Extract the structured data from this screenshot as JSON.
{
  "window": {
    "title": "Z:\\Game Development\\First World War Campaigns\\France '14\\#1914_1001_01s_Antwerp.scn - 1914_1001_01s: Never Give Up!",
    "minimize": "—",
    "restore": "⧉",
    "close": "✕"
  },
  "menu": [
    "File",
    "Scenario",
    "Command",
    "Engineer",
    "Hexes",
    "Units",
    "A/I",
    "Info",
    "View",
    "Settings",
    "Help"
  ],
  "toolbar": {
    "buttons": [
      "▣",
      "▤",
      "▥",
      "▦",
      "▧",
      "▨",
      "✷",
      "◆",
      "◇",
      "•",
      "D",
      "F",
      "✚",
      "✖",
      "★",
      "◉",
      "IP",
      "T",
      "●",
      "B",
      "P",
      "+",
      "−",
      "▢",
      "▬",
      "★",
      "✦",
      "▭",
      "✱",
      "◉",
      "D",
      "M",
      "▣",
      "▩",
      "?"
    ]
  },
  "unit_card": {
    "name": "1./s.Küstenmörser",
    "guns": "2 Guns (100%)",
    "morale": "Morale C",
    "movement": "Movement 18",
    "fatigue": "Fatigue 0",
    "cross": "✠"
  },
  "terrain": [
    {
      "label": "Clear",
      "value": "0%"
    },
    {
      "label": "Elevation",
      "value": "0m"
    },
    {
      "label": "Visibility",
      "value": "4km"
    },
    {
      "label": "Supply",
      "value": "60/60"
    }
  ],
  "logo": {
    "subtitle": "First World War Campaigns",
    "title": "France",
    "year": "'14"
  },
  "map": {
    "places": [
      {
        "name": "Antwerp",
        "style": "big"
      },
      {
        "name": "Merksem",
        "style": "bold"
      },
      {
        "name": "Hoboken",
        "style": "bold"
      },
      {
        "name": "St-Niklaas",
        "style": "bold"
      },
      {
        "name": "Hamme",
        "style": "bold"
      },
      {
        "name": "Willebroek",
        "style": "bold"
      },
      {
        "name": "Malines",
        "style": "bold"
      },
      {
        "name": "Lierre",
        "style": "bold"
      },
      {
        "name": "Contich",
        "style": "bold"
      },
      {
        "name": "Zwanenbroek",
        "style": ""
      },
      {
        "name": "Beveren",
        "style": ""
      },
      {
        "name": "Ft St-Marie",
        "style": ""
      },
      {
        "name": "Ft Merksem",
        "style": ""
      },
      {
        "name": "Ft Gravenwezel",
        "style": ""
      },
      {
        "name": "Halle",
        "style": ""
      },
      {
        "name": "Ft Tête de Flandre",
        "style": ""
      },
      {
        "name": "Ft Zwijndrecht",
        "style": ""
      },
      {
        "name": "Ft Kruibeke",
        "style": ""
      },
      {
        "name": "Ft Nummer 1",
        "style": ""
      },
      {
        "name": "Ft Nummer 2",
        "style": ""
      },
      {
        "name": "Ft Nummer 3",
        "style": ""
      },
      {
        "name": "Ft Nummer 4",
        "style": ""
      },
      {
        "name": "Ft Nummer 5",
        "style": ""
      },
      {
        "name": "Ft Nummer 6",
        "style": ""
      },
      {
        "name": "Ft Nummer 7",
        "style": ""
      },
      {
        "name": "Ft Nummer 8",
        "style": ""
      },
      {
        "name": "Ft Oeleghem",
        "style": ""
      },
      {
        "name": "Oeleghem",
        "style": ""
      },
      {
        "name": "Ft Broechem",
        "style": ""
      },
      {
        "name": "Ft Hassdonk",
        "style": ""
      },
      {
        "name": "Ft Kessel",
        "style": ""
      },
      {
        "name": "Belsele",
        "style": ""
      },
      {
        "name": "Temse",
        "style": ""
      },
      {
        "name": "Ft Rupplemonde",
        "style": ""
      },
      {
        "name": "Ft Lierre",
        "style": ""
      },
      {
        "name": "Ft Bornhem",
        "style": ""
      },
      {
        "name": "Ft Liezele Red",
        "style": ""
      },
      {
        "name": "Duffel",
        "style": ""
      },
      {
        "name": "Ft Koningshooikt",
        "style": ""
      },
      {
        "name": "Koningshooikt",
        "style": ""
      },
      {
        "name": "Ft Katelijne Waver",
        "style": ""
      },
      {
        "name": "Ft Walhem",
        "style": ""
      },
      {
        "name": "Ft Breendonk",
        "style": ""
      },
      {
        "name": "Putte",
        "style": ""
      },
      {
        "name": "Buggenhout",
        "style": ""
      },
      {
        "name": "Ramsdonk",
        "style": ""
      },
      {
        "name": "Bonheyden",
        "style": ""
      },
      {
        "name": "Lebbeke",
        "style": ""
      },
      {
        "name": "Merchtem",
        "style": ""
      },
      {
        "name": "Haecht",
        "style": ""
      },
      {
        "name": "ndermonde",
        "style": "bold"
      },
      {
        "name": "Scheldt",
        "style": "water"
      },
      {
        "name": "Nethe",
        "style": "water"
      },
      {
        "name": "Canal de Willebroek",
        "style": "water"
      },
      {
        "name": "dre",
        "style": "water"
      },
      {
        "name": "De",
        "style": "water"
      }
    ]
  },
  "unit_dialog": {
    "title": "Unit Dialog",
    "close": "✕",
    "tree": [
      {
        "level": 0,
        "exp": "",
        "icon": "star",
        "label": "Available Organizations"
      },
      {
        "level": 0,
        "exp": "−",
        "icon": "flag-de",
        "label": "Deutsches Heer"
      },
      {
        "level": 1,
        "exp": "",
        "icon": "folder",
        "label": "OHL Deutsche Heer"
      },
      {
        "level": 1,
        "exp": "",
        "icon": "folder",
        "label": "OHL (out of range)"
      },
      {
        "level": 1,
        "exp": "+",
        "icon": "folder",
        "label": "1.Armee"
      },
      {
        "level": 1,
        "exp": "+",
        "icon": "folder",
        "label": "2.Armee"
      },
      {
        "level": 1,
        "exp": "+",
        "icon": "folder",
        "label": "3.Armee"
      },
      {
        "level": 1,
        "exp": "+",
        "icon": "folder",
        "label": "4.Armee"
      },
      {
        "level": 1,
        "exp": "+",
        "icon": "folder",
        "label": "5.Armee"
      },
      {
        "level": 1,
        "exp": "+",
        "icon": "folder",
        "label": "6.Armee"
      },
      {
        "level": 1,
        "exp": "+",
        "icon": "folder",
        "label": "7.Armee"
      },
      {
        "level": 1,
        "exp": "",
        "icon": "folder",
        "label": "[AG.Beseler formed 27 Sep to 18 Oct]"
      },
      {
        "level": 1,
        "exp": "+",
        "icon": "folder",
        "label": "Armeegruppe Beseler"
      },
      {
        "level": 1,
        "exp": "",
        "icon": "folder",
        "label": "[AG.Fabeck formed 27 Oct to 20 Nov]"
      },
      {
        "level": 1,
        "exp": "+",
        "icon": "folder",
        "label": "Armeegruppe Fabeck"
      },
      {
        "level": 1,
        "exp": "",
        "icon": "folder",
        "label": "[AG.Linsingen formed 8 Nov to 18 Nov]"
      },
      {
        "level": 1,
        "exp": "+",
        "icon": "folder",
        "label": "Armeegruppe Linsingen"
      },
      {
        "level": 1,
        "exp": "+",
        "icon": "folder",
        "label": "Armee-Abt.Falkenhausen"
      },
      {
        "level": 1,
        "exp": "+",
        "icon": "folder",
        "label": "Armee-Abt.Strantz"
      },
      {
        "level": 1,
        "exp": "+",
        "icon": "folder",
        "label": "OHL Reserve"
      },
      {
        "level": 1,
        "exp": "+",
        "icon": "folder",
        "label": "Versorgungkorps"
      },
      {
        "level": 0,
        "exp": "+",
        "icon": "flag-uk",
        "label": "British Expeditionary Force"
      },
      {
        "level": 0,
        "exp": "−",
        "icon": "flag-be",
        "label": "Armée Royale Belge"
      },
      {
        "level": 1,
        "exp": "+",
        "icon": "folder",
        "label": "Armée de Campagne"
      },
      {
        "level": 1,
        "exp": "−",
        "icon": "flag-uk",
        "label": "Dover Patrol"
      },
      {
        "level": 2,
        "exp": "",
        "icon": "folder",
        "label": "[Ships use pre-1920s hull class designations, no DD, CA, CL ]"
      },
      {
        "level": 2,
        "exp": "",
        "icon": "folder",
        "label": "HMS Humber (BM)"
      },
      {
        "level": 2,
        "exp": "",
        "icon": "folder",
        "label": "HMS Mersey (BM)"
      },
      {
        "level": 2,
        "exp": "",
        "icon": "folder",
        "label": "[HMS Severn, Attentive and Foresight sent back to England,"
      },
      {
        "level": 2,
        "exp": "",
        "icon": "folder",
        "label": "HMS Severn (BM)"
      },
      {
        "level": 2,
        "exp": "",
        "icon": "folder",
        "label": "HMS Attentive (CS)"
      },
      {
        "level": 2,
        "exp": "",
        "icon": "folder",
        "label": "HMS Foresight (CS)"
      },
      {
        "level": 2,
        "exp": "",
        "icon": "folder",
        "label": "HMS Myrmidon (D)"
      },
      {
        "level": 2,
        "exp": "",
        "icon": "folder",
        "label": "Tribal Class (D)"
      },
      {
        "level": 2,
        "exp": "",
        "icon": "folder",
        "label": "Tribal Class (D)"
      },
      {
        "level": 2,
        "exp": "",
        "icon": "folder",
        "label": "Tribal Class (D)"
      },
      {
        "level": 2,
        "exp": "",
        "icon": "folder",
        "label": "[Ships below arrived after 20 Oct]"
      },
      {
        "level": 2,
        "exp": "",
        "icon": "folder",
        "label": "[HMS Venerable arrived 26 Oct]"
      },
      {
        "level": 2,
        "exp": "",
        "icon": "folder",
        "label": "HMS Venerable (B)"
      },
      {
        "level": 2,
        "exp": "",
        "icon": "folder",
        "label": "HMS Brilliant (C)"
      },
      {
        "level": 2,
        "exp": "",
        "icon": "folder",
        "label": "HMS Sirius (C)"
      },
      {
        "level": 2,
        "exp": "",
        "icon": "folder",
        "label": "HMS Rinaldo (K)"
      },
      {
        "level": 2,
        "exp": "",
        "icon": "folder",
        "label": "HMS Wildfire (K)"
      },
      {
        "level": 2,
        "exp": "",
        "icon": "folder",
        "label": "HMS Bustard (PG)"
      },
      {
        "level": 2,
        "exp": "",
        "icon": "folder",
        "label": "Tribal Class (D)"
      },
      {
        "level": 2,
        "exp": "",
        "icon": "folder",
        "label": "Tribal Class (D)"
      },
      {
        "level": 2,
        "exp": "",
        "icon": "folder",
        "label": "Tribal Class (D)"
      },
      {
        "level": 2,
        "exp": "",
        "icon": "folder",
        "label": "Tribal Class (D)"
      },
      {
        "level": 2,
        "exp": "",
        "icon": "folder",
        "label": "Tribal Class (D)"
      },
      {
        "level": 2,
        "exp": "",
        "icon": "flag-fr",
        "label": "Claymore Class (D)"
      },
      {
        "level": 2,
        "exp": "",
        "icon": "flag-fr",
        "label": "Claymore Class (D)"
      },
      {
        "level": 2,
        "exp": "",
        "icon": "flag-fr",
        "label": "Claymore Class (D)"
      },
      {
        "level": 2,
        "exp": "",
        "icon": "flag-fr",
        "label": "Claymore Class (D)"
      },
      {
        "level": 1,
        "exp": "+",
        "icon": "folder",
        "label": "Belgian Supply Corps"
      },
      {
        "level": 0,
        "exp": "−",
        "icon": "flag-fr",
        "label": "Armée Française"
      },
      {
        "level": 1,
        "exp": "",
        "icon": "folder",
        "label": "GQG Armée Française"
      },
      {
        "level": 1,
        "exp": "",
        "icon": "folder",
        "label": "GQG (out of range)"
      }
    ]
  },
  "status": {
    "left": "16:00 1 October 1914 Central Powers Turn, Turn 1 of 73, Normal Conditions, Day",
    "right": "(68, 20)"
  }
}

= = =

→ Problem description:
Find every line with "Campaigns" in the listing and state how many there are, nothing else.

→ Exercise output:
2